= AIM =
In the lines below, how many hold the word "profil"? Answer only with the number.

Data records
========================================================================

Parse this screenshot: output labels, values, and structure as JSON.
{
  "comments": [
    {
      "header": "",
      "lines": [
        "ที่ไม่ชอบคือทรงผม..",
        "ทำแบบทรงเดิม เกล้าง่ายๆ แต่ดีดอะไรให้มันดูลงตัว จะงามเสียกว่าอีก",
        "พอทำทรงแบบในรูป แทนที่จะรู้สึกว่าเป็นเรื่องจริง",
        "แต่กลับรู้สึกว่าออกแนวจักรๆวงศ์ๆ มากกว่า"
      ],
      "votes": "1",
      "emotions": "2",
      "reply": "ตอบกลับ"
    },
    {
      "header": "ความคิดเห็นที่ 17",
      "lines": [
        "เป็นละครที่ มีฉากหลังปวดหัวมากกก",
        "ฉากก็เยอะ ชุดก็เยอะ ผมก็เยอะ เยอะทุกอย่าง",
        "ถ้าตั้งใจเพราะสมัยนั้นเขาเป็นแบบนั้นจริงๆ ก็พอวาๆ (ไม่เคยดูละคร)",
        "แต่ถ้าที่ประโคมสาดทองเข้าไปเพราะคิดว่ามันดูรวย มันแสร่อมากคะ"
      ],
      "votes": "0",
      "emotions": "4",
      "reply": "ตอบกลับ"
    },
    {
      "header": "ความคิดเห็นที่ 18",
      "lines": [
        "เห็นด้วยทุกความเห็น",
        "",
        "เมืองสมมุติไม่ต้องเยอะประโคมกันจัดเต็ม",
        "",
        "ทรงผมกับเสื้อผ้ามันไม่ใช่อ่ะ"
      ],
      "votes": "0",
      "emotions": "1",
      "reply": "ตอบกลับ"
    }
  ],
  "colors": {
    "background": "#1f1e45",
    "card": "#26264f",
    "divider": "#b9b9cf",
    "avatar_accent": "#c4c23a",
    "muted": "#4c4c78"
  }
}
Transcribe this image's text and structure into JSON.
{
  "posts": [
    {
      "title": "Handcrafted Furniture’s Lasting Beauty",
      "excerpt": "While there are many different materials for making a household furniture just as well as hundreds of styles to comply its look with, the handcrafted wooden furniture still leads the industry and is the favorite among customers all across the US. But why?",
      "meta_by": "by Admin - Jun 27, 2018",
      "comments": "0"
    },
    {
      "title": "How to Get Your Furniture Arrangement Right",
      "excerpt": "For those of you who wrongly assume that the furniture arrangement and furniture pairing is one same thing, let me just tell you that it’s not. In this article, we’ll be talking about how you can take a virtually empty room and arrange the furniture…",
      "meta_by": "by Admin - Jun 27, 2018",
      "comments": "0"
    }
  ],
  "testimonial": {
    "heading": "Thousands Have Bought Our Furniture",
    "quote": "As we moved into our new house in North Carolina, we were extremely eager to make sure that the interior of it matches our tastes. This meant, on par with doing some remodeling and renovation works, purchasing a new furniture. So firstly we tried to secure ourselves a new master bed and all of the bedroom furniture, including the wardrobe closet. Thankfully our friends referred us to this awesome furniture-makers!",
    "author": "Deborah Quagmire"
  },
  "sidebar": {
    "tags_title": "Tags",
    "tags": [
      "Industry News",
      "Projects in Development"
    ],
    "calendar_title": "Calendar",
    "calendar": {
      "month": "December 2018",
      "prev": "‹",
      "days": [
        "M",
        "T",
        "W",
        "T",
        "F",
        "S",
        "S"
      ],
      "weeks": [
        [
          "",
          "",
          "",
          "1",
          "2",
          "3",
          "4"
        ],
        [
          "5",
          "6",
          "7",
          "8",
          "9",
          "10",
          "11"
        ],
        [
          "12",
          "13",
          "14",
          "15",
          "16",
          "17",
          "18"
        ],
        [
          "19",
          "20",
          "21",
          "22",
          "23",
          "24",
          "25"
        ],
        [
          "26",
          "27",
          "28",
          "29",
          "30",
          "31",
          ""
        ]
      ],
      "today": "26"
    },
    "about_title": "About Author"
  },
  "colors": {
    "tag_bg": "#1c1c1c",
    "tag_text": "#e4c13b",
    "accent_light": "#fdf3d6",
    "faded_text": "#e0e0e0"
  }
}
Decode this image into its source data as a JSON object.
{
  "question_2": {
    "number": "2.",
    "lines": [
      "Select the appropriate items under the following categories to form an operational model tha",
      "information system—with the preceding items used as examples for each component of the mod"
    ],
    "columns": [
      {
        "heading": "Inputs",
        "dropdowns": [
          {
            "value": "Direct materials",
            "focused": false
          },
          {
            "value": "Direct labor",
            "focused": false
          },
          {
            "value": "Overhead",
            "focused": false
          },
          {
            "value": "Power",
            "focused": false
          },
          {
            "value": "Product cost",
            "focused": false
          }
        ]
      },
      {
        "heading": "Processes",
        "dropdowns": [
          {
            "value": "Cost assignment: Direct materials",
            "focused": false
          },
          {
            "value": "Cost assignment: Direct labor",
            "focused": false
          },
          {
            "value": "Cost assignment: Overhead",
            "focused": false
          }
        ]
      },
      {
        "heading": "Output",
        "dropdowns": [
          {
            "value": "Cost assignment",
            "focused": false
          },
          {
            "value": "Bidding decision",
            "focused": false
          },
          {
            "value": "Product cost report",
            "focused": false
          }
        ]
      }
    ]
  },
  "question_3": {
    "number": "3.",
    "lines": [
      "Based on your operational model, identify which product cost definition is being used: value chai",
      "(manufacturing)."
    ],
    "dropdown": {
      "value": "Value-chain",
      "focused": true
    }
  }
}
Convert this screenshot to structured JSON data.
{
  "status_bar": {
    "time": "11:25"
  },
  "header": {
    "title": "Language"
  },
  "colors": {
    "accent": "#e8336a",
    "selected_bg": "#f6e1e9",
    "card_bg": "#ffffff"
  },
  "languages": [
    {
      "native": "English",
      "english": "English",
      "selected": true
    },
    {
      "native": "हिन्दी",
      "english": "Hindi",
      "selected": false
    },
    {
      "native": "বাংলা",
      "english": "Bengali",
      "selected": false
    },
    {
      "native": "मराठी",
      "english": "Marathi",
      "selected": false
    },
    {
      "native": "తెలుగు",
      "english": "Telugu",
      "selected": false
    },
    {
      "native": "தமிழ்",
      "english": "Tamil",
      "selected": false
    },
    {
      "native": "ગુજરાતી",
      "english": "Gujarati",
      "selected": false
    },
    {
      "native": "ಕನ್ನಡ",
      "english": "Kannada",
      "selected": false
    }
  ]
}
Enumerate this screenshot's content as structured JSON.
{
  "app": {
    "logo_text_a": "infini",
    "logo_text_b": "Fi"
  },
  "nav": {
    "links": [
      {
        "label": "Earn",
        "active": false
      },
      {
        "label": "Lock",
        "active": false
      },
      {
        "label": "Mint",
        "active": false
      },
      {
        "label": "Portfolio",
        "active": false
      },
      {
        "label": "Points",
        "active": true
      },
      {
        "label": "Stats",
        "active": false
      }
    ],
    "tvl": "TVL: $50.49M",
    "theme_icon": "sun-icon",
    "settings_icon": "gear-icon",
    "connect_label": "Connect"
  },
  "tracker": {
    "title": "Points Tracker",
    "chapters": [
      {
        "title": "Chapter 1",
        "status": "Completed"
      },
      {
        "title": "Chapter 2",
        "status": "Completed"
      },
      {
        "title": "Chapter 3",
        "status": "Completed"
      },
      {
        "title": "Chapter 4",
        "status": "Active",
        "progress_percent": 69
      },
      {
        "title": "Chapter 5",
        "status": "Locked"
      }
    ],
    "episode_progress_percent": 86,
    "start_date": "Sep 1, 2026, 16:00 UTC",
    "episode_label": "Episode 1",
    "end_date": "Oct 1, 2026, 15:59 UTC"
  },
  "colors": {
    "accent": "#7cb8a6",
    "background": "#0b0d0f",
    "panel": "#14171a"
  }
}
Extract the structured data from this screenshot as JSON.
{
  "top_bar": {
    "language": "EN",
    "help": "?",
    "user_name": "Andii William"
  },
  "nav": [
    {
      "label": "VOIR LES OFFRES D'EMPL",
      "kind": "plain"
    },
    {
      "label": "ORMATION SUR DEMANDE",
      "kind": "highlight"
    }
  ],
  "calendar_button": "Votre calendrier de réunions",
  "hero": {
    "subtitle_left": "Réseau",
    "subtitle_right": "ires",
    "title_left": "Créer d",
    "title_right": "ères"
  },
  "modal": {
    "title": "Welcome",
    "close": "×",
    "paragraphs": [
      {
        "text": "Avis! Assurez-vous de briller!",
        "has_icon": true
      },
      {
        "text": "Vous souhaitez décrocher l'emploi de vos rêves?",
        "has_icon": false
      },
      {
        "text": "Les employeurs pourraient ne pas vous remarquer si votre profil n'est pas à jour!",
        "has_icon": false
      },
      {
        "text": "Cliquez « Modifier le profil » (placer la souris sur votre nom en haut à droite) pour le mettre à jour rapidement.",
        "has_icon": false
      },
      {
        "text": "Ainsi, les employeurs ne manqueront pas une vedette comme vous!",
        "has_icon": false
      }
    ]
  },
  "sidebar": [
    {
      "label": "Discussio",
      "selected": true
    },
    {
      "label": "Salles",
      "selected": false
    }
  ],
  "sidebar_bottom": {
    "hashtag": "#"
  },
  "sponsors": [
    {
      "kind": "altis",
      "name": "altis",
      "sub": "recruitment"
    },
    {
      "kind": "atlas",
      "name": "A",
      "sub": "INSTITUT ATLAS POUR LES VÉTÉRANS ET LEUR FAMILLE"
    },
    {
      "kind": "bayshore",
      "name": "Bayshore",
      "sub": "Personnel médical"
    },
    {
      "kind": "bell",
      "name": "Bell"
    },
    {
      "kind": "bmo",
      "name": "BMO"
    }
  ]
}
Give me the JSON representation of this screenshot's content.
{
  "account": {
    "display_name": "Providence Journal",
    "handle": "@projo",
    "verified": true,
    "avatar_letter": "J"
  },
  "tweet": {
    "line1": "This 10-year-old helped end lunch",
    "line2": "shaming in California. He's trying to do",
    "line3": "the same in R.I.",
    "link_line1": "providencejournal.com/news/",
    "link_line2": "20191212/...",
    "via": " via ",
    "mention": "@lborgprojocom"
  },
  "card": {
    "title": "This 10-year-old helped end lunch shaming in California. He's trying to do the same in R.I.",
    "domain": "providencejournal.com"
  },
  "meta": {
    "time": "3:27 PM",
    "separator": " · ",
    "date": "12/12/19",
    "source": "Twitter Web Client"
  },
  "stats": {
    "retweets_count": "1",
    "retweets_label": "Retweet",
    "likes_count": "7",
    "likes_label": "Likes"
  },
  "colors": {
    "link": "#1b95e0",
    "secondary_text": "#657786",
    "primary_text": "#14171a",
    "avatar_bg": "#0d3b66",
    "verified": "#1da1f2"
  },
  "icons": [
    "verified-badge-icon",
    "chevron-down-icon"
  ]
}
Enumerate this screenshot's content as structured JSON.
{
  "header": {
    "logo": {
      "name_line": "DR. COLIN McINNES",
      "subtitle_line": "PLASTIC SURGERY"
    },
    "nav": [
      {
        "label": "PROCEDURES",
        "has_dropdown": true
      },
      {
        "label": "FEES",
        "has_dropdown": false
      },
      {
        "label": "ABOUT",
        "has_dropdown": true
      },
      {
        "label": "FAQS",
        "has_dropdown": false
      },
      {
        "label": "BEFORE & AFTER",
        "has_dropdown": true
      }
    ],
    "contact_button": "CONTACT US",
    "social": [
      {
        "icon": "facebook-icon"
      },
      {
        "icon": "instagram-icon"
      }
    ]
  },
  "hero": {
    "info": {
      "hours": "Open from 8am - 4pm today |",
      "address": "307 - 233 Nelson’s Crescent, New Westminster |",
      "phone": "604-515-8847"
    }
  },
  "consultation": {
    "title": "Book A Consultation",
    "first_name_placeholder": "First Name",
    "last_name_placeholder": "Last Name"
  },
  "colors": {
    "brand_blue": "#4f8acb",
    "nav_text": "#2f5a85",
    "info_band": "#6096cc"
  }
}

========================================================================

= EXPECTED ANSWER =
2